- [DIRECTIVE 1]
Answer these questions from the court judgment excerpt:
(a) What did Respondent No. 1 manufacture?
(b) What happened to the first cheque presented in the bank?
(c) On what date did the appellant find the office of Respondent No. 1 closed?
- [DIRECTIVE 2] Reproduce word for word the part of the court judgment excerpt starting at "2. The appellant" and ending at "Respondent No. 2.".

PRASANNA B. VARALE, J.

1. Leave granted.

2. The appellant (Original Complainant) by way of these appeals has challenged the common judgment and order dated 31.01.2023 passed by the High Court of Judicature for Rajasthan, Bench at Jaipur, in SB Criminal Miscellaneous (Petition) No. 6995/2018 connected with S.B. Criminal Miscellaneous (Petition) No. 7689/2018, whereby the High Court quashed and set aside the First Information Report No. 218/2018 dated 04.04.2018 under Section 420, 406 and 120B of Indian Penal Code, 1860 (hereinafter ‘IPC’) filed by the appellant seeking investigation against alleged dishonest and fraudulent acts of Respondent No. 1/Company and its concerned Directors/Decision makers including Respondent No. 2.

FACTS:

3. One Dinesh Sharma (hereinafter referred as ‘Appellant’) was the authorised representative of the Company M/s BLS Polymers Ltd. According to the case of the appellant, the abovementioned company was engaged in the business of manufacturing and supplying plastic compounds such as PE, PVC, XLPE, HFFR etc used in making of wires and cables. EMGEE Cables and Communications limited (hereinafter referred as ‘Respondent No. 1’) was the Company engaged in the business of manufacturing Copper alloys, wires, conductors, etc. It is stated that one Arun Maheshwari (hereinafter referred as ‘Respondent No. 3’) was the technical director of Respondent No. 1 and in 2012, Respondent No. 1 through its representatives which also included the Respondent No. 2 approached the Appellant’s Company for supply of PVC.

4. It was averred that the respondents showed a rosy picture that they have a substantial turnover which led the appellant to supply the goods on credit basis and hence the parties into transactions from 2012 to 2017. It is the case of the appellant that from 01.04.2017 to 31.07.2018, the appellant supplied goods worth Rs. 2,20,82,000/- (Two crore twenty lakh and eighty-two thousand Rupees) against the purchase order signed by Respondent no 3.

5. It was averred that the payment for the goods was not cleared timely by the Respondent Company. As the appellant was facing financial loss due to the non-payment of overdue payments, he was required to constantly remind the accused directors of the company to clear the dues failing which he will be left with no other alternative than to file a police complaint which led one Shirpal Chowdhary, Director of Respondent No. 1 to issue three cheques against the due payment. The appellant stated that the first cheque which was presented in the bank was returned as dishonoured. The appellant was required to repeatedly contact accused persons for clearing the due payment, but he was given false and vague promises about the clearance of the same.

6. The appellant stated that on 02.04.2018, the appellant reached the office of Respondent No. 1 which was found to be closed. When the appellant tried to contact one Mr. Abhinav and Mr. Shripal, his calls were unanswered in the beginning and once again he was given false promises about the clearance of his due payment.

7. Due to the abovementioned acts, appellant was constrained to file FIR before the Police Station Chomu, district Jaipur (West) bearing FIR No. 218/2020 for offences punishable under Section 420, 406, 120B of the IPC. Subsequently, the appellant also sent legal notice under Section 138 of Negotiable Instruments Act and Form 4 Notices under Rule 5 of Insolvency and Bankruptcy Rules demanding the repayment of the due amount.

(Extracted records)
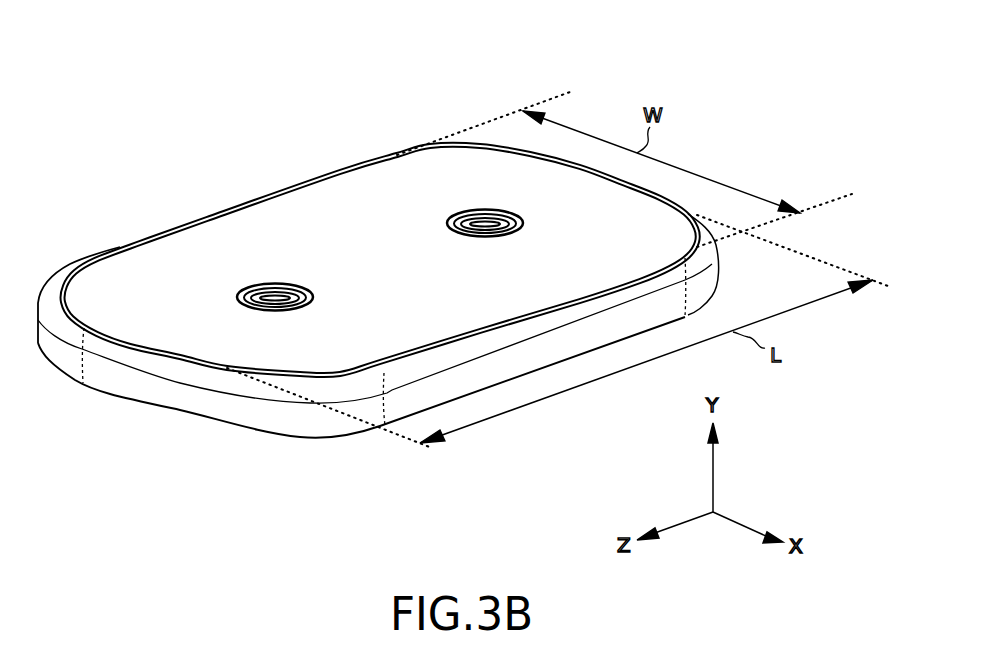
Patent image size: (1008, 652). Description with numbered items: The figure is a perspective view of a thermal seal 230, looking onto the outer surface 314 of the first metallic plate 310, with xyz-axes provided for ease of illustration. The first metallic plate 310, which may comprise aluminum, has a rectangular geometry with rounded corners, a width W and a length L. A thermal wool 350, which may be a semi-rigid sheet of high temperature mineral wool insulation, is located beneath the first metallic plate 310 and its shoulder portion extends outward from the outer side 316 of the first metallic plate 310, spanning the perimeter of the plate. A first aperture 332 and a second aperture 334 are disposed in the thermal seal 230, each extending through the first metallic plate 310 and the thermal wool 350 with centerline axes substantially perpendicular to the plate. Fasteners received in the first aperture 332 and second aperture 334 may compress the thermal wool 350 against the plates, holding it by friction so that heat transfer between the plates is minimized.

The thermal seal 230 is at (378, 245).
The first metallic plate 310 is at (98, 290).
The outer surface 314 is at (337, 100).
The outer side 316 is at (142, 343).
The first aperture 332 is at (272, 275).
The second aperture 334 is at (483, 200).
The thermal wool 350 is at (175, 402).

- [WORKED SOLUTION 1]
(a) Copper alloys, wires, conductors, etc.
(b) It was returned as dishonoured.
(c) 02.04.2018.

- [WORKED SOLUTION 2]
2. The appellant (Original Complainant) by way of these appeals has challenged the common judgment and order dated 31.01.2023 passed by the High Court of Judicature for Rajasthan, Bench at Jaipur, in SB Criminal Miscellaneous (Petition) No. 6995/2018 connected with S.B. Criminal Miscellaneous (Petition) No. 7689/2018, whereby the High Court quashed and set aside the First Information Report No. 218/2018 dated 04.04.2018 under Section 420, 406 and 120B of Indian Penal Code, 1860 (hereinafter ‘IPC’) filed by the appellant seeking investigation against alleged dishonest and fraudulent acts of Respondent No. 1/Company and its concerned Directors/Decision makers including Respondent No. 2.